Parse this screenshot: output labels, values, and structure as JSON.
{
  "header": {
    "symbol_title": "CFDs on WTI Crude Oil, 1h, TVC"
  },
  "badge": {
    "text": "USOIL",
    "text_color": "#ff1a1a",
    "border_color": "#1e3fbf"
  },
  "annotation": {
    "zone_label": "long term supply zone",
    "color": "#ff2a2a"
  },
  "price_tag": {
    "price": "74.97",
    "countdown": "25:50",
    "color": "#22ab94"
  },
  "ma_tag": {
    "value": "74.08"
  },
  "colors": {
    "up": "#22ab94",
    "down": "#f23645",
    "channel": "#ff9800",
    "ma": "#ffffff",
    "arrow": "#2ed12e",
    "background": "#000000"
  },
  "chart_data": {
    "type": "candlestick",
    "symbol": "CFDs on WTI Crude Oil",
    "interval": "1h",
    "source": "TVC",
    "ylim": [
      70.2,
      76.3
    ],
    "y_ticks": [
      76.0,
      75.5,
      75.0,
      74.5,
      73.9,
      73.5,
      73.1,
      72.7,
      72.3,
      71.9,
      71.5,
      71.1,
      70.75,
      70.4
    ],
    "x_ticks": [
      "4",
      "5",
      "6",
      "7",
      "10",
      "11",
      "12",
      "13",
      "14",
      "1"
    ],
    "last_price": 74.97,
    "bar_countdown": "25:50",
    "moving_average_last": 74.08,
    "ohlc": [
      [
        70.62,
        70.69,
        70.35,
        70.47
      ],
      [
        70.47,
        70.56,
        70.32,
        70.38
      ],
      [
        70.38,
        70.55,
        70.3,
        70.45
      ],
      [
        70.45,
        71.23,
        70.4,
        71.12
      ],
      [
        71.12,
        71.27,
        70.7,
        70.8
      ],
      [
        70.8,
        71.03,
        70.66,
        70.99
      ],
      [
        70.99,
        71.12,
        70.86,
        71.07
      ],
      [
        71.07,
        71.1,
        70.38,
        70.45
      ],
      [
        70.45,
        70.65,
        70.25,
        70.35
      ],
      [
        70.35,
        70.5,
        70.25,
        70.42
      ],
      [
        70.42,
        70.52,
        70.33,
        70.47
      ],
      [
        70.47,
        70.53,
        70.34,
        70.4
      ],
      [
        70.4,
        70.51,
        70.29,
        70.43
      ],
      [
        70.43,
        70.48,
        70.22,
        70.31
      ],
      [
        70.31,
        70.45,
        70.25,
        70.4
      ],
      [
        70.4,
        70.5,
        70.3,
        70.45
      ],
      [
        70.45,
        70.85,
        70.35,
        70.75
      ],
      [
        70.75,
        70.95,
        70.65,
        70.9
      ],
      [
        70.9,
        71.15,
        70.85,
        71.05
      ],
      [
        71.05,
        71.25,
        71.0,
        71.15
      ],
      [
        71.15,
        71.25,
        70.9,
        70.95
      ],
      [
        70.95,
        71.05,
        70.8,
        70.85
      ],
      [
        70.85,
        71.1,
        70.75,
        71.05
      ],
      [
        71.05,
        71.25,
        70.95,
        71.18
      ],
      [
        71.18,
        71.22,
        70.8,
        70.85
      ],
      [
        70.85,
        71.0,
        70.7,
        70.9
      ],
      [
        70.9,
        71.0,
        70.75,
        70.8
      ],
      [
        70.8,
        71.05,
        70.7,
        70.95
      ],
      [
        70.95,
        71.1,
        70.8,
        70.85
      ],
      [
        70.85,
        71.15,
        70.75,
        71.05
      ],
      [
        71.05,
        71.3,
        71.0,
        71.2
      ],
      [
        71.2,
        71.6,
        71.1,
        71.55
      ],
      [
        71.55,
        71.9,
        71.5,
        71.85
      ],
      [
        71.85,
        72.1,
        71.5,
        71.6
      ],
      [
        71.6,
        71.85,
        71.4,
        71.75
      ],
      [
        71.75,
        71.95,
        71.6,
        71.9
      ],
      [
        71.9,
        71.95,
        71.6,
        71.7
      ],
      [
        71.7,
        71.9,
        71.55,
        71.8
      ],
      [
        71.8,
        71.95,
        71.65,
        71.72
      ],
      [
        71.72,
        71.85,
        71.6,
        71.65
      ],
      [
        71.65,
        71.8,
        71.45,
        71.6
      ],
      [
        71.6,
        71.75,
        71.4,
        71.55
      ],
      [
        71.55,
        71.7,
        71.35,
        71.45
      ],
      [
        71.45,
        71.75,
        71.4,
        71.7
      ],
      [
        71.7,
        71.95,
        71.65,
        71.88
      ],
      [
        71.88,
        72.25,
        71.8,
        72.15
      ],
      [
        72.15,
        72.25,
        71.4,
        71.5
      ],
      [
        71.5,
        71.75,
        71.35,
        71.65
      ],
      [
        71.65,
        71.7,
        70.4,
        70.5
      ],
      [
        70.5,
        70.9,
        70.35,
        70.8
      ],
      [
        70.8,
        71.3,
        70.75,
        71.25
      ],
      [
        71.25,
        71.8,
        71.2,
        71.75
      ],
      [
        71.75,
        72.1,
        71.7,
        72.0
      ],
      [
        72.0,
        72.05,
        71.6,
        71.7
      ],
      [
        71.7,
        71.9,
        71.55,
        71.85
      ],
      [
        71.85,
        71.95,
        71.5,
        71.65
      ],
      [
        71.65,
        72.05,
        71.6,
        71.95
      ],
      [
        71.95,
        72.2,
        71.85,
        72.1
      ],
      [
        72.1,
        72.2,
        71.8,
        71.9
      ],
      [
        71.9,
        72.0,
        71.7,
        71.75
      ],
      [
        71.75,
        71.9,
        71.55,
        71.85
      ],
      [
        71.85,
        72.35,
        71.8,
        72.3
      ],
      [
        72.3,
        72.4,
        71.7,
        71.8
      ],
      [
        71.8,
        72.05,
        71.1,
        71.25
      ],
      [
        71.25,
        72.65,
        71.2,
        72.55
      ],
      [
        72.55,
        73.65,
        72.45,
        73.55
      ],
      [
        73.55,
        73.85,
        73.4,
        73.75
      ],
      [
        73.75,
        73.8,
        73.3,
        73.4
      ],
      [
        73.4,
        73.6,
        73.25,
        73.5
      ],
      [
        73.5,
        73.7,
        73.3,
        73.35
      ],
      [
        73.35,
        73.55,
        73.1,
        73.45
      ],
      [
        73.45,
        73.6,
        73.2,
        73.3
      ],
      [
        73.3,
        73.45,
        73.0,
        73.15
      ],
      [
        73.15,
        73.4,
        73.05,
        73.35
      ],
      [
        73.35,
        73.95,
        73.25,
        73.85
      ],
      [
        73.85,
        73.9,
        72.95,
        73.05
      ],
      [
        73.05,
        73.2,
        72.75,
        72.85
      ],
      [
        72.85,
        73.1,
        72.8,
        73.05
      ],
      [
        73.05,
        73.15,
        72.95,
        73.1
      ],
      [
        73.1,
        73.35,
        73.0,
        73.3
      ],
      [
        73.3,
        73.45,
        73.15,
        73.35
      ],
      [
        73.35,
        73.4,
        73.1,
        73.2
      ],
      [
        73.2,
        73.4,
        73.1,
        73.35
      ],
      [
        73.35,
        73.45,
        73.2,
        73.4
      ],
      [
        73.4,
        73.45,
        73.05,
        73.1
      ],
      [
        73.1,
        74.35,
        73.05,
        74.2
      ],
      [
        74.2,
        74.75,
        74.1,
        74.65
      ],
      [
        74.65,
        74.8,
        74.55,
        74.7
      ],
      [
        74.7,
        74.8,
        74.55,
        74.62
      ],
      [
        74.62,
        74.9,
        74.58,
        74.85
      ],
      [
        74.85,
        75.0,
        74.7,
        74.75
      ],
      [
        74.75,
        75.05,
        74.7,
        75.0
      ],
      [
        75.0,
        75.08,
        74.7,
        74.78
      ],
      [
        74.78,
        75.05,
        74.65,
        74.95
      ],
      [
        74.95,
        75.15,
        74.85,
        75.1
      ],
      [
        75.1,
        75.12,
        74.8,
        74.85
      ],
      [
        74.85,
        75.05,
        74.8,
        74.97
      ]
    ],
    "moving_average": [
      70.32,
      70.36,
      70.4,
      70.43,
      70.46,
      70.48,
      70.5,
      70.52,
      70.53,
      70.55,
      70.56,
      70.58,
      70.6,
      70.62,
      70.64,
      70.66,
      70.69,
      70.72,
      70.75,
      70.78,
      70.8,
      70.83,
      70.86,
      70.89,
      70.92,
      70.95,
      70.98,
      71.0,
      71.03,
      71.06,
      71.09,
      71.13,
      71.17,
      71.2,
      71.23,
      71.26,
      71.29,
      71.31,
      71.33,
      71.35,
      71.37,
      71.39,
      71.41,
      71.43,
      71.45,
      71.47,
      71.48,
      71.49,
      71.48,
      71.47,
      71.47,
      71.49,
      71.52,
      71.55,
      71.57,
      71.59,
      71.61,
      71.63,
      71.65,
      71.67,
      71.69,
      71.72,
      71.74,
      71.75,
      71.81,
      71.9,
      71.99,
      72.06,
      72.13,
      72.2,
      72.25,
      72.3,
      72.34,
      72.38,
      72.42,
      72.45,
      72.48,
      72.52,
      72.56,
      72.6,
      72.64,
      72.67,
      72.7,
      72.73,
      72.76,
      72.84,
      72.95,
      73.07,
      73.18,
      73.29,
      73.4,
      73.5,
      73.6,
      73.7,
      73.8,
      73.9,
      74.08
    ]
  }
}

#####

## Exercise description
Find each line holding "Crude". Copy it out.

## Solution for this task
    "symbol_title": "CFDs on WTI Crude Oil, 1h, TVC"
    "symbol": "CFDs on WTI Crude Oil",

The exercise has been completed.